Collection entries:
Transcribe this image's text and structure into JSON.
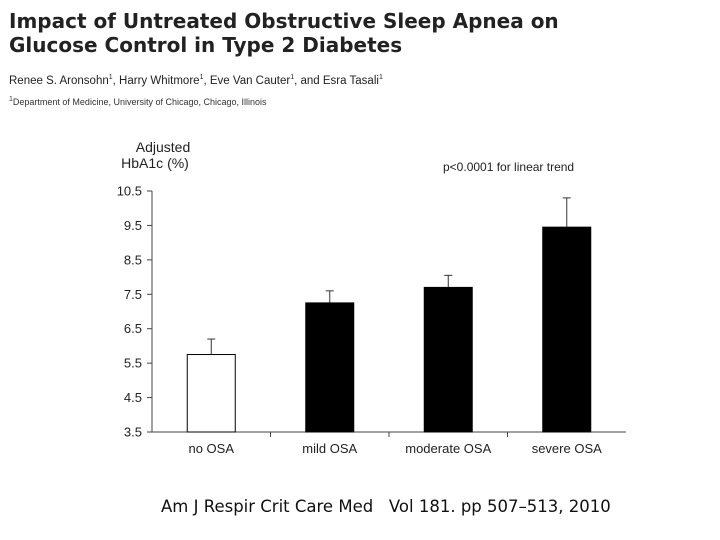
{
  "header": {
    "title_line1": "Impact of Untreated Obstructive Sleep Apnea on",
    "title_line2": "Glucose Control in Type 2 Diabetes",
    "authors": [
      {
        "name": "Renee S. Aronsohn",
        "aff": "1"
      },
      {
        "name": "Harry Whitmore",
        "aff": "1"
      },
      {
        "name": "Eve Van Cauter",
        "aff": "1"
      },
      {
        "name": "Esra Tasali",
        "aff": "1"
      }
    ],
    "affiliation_mark": "1",
    "affiliation": "Department of Medicine, University of Chicago, Chicago, Illinois"
  },
  "citation": "Am J Respir Crit Care Med   Vol 181. pp 507–513, 2010",
  "chart_data": {
    "type": "bar",
    "ylabel_line1": "Adjusted",
    "ylabel_line2": "HbA1c (%)",
    "annotation": "p<0.0001 for linear trend",
    "categories": [
      "no OSA",
      "mild OSA",
      "moderate OSA",
      "severe OSA"
    ],
    "values": [
      5.75,
      7.25,
      7.7,
      9.45
    ],
    "error_upper": [
      6.2,
      7.6,
      8.05,
      10.3
    ],
    "bar_fills": [
      "#ffffff",
      "#000000",
      "#000000",
      "#000000"
    ],
    "ylim": [
      3.5,
      10.5
    ],
    "yticks": [
      "3.5",
      "4.5",
      "5.5",
      "6.5",
      "7.5",
      "8.5",
      "9.5",
      "10.5"
    ],
    "grid": false
  }
}
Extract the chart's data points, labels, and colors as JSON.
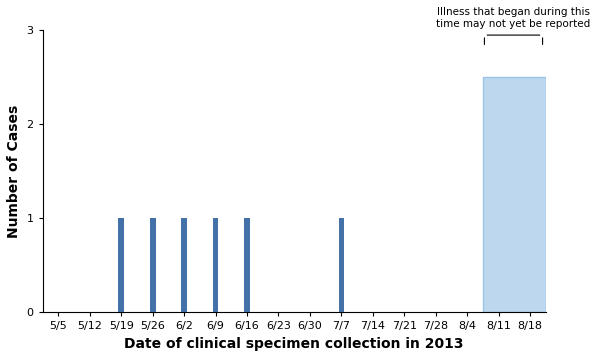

AIM:
Answer with one number only: how many lines above contain the word "JSON".

ANSWER BELOW:
2